• WRITTEN TASK:
Go through the lines below. Copy those with "nhau".

------ TASK INPUT

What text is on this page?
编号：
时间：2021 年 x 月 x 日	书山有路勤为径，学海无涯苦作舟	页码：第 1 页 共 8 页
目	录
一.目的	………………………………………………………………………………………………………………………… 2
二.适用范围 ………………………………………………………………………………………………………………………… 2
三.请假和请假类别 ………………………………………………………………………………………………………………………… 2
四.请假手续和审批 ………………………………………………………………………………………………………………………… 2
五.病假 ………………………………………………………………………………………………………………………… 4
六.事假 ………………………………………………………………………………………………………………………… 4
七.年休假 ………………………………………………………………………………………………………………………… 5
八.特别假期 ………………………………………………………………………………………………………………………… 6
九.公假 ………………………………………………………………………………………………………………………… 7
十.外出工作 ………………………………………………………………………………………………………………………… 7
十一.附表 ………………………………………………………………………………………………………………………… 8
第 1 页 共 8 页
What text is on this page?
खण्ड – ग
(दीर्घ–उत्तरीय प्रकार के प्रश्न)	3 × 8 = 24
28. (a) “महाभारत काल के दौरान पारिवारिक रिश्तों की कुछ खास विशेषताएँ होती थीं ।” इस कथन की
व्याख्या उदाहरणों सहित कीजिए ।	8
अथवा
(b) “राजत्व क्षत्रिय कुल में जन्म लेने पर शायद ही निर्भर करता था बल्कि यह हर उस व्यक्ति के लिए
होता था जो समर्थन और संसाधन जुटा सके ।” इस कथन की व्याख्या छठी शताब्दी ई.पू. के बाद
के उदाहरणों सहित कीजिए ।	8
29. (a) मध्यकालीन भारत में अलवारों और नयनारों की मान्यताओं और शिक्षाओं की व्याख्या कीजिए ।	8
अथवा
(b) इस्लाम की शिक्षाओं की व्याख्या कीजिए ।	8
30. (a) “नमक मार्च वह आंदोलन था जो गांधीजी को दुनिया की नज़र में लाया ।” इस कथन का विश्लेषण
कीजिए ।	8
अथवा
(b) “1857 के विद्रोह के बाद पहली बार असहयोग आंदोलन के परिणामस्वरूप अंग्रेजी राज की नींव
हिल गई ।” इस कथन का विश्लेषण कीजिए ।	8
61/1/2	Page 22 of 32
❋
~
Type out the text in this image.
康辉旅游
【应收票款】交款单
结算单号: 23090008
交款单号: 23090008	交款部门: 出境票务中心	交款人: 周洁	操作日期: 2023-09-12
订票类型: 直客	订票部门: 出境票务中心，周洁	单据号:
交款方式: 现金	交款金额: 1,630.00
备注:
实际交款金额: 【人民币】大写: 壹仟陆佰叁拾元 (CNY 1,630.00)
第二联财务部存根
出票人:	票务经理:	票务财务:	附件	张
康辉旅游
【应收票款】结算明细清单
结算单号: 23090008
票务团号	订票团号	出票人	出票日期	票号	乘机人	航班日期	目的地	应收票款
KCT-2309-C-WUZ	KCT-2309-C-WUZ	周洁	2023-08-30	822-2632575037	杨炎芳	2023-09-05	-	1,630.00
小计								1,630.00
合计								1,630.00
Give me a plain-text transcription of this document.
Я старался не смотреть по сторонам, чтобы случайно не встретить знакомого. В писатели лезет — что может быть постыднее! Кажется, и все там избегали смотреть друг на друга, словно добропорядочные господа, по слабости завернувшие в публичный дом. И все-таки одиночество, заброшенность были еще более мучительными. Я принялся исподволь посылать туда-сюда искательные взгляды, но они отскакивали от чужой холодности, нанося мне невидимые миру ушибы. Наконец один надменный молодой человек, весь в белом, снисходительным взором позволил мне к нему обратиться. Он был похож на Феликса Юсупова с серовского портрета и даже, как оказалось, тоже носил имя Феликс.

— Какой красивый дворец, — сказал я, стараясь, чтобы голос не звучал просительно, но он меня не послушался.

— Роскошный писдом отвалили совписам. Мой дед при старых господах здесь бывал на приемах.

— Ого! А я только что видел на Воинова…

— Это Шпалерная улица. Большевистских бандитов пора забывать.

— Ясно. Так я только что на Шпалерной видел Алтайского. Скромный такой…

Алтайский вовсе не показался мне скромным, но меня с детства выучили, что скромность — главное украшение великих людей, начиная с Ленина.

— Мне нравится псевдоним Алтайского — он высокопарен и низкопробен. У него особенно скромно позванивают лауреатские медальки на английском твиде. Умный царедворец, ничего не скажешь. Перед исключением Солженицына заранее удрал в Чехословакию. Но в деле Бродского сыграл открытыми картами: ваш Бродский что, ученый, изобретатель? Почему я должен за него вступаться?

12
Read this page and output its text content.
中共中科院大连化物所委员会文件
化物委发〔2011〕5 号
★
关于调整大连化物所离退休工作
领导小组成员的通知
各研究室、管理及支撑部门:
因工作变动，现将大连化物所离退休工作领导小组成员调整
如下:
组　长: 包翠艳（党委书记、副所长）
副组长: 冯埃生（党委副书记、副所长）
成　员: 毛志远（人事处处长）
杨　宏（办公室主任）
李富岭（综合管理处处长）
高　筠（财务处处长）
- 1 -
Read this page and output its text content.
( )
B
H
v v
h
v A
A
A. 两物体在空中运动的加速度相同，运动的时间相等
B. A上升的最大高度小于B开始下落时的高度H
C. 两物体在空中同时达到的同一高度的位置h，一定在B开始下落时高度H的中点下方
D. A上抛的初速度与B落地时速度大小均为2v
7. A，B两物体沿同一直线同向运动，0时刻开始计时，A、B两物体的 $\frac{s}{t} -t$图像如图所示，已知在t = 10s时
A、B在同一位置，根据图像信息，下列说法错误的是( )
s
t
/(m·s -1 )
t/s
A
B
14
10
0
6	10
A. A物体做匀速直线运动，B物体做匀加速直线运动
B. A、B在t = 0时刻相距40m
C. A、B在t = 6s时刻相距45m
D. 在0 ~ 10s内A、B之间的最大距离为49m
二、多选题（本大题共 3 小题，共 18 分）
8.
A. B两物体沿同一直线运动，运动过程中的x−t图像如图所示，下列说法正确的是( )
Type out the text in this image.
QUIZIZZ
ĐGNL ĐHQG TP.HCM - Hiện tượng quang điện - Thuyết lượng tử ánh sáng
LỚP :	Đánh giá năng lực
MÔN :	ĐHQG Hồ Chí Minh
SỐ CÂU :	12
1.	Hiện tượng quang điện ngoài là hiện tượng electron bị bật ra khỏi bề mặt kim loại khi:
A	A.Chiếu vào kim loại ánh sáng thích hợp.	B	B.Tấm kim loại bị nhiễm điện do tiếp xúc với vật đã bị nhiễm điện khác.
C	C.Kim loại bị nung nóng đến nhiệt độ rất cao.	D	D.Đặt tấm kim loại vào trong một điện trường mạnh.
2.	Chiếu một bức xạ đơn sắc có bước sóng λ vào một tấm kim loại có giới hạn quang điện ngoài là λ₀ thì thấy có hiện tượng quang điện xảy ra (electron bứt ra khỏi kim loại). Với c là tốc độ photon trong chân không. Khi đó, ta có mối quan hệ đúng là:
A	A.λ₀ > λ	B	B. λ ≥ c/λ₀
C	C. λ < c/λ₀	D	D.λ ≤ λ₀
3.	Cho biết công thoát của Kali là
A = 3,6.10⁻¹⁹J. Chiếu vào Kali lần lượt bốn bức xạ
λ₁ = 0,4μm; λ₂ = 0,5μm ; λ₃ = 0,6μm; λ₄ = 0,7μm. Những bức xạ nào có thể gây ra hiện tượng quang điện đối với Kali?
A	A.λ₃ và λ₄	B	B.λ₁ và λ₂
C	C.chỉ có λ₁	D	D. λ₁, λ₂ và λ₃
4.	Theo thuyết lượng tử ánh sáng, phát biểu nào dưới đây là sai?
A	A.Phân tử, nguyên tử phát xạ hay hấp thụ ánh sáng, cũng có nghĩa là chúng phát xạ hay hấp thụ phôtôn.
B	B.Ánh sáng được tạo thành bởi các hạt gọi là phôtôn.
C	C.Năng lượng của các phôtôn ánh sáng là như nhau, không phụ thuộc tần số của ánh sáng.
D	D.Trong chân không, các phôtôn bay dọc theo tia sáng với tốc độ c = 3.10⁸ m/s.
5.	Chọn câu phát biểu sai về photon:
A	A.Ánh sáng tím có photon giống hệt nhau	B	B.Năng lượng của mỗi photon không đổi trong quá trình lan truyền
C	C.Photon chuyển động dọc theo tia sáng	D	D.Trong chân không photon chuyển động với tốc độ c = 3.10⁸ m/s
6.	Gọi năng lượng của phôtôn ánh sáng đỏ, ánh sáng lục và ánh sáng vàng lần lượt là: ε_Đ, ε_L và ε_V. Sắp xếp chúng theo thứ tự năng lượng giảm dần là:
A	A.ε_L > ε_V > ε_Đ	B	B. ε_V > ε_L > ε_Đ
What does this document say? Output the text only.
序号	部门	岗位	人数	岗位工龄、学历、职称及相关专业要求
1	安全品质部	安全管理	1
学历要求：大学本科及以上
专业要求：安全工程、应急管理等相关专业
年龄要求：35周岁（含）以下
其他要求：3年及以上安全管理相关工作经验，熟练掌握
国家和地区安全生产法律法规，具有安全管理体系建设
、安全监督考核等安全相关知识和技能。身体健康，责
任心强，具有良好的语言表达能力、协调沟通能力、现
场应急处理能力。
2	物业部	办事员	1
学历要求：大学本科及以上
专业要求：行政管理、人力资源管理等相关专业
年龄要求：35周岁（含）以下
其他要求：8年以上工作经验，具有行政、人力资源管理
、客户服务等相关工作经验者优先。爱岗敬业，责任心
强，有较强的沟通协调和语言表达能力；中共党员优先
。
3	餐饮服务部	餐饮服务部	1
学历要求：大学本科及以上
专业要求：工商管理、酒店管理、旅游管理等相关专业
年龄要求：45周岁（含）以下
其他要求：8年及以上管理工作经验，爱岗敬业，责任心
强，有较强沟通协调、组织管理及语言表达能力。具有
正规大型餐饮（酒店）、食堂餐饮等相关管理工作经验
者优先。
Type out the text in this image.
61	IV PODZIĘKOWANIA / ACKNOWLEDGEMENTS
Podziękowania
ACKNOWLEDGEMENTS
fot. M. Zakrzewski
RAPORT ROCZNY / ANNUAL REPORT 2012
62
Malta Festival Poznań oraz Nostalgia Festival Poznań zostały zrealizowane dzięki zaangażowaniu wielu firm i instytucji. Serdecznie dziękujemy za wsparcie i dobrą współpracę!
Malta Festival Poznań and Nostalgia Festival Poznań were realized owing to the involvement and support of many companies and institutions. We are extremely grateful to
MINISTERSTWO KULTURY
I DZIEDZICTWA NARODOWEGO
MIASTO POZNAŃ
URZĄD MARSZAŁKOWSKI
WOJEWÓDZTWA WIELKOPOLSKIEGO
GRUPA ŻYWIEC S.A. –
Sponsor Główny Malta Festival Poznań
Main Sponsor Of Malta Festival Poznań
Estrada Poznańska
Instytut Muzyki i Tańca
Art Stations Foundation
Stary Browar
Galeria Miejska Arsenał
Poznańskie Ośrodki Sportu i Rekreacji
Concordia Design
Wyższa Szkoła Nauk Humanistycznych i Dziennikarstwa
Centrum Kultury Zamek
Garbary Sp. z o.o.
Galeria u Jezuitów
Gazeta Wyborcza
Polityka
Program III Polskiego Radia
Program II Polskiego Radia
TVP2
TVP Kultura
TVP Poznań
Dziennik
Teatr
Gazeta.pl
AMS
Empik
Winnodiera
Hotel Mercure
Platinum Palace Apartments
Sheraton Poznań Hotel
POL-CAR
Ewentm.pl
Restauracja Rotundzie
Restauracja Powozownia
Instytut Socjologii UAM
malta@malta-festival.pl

------------

• ANSWER TO THE PROBLEM:
C	C.Năng lượng của các phôtôn ánh sáng là như nhau, không phụ thuộc tần số của ánh sáng.
A	A.Ánh sáng tím có photon giống hệt nhau	B	B.Năng lượng của mỗi photon không đổi trong quá trình lan truyền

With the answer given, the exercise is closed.